═════ Data for this task ═════

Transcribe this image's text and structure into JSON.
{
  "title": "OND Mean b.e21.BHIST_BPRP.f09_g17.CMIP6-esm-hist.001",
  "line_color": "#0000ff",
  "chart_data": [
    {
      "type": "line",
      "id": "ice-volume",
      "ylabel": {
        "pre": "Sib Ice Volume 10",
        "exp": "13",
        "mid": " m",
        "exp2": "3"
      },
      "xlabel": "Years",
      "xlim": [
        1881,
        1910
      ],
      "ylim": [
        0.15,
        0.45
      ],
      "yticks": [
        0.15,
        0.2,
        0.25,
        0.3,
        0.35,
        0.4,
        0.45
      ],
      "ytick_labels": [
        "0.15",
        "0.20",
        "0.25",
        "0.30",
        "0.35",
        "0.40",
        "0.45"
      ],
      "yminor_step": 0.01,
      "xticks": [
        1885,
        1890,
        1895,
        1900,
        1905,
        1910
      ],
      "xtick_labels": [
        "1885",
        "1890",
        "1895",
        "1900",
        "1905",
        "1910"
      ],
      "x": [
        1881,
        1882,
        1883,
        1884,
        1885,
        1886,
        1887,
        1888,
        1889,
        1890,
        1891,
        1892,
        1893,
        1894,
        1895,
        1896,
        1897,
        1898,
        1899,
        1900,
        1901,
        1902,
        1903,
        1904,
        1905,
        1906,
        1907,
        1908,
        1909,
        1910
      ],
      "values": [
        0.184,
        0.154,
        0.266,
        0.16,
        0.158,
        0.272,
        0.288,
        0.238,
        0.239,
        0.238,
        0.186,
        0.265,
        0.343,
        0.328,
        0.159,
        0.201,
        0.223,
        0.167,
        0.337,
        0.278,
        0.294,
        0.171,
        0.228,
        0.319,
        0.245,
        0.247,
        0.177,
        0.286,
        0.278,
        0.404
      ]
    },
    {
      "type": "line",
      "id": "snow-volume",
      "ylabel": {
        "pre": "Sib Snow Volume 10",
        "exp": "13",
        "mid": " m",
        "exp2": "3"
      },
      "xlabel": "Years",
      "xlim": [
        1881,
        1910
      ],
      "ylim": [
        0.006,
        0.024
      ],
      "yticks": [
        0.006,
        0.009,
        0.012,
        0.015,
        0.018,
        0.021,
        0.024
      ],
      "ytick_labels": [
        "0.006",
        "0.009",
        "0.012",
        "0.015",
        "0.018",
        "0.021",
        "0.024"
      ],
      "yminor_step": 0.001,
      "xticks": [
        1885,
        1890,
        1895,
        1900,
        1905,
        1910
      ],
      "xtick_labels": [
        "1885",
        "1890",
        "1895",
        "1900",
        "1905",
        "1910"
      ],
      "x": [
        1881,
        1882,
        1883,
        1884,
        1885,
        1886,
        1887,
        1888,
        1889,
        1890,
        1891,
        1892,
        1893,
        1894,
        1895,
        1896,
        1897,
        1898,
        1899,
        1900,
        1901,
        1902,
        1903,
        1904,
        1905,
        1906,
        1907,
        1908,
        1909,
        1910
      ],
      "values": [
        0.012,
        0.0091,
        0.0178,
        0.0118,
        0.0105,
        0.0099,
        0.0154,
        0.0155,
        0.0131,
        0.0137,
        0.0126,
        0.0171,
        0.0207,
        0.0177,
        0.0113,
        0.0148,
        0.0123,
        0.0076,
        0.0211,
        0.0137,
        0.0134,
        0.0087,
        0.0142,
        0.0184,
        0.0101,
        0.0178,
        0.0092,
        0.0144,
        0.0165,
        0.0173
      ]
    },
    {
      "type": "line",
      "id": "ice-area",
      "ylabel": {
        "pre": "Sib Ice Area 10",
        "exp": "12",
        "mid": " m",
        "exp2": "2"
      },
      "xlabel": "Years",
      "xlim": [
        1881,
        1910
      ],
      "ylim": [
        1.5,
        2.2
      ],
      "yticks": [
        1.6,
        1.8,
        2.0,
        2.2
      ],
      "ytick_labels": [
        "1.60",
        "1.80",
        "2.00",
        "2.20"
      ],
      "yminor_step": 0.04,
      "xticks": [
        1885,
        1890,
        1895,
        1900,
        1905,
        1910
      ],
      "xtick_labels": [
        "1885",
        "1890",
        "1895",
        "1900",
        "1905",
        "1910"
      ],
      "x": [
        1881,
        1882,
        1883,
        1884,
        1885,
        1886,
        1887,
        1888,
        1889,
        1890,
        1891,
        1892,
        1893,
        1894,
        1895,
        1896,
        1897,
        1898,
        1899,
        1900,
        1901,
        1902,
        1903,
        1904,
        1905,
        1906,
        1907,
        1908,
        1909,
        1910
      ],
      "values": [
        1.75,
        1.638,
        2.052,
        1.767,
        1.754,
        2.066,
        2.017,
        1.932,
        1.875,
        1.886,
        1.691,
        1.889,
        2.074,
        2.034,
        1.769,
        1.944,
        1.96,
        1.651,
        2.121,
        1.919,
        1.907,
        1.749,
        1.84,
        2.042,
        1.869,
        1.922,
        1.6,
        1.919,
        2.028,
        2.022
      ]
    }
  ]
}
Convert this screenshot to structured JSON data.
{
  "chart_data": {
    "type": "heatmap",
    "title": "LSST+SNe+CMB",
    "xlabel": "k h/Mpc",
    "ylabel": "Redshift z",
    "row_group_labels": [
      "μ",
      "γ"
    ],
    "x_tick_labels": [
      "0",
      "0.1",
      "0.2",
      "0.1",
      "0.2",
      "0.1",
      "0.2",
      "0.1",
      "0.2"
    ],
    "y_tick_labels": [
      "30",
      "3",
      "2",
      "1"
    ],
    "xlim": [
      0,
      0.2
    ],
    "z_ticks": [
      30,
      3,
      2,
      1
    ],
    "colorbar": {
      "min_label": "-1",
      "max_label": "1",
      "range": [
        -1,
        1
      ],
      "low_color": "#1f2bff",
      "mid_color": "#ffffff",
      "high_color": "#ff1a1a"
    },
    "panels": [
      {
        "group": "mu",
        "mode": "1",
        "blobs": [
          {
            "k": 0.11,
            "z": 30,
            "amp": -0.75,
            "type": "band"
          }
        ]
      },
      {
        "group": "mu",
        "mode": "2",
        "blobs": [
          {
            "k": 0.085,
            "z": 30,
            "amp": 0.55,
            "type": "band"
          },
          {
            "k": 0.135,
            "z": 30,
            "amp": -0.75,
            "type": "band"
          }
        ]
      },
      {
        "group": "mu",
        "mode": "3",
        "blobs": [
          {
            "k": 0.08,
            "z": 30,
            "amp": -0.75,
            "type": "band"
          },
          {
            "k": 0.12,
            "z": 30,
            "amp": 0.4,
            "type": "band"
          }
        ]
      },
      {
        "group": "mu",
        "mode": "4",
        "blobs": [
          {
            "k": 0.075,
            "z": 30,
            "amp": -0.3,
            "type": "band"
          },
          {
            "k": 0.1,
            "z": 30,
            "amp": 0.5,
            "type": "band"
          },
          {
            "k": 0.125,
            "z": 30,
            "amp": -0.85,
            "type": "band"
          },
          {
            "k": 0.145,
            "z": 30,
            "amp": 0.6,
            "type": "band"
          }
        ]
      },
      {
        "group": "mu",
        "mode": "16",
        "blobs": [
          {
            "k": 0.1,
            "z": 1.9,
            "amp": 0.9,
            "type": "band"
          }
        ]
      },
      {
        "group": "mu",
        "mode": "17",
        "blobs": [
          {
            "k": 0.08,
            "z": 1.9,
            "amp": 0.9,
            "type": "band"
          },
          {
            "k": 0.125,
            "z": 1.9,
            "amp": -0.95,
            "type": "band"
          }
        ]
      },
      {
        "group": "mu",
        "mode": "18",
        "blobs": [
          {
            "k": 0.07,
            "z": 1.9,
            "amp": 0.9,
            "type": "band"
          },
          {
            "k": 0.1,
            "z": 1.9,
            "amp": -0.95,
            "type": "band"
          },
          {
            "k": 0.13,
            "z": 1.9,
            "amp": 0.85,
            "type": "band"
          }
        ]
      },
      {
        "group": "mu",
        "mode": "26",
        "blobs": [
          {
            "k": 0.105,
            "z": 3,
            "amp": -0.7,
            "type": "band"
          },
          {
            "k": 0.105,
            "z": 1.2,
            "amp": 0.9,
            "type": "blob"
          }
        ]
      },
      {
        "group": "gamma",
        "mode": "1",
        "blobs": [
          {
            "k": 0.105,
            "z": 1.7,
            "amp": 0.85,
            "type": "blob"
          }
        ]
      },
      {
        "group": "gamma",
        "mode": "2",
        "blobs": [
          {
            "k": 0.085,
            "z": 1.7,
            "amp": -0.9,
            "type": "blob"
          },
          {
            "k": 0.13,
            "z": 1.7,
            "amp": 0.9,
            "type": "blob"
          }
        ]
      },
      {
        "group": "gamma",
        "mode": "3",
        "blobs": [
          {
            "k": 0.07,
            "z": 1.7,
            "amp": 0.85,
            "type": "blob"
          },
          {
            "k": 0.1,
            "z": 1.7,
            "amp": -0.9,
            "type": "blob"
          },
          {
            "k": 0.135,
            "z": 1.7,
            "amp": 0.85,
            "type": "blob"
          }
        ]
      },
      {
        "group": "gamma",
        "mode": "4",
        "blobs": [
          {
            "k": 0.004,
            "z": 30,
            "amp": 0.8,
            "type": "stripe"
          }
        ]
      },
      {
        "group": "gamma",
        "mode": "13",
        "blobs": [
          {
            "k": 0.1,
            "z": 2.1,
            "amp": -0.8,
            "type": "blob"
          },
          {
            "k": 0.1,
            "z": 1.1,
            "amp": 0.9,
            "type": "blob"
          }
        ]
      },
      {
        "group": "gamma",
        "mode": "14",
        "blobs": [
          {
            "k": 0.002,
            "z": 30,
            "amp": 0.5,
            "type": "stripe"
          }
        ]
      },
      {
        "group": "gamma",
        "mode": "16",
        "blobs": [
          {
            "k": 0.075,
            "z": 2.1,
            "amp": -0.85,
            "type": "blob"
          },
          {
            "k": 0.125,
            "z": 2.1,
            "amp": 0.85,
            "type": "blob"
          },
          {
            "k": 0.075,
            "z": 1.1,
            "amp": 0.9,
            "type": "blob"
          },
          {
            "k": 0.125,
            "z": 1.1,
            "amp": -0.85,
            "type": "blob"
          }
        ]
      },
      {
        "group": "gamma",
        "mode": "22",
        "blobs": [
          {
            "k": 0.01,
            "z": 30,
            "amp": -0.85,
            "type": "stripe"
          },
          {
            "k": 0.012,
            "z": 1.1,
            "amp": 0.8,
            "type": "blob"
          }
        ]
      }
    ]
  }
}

═════

Requirement: Compute the number of lines above that contain the string "JSON". Reply with that value only.

Complete answer: 2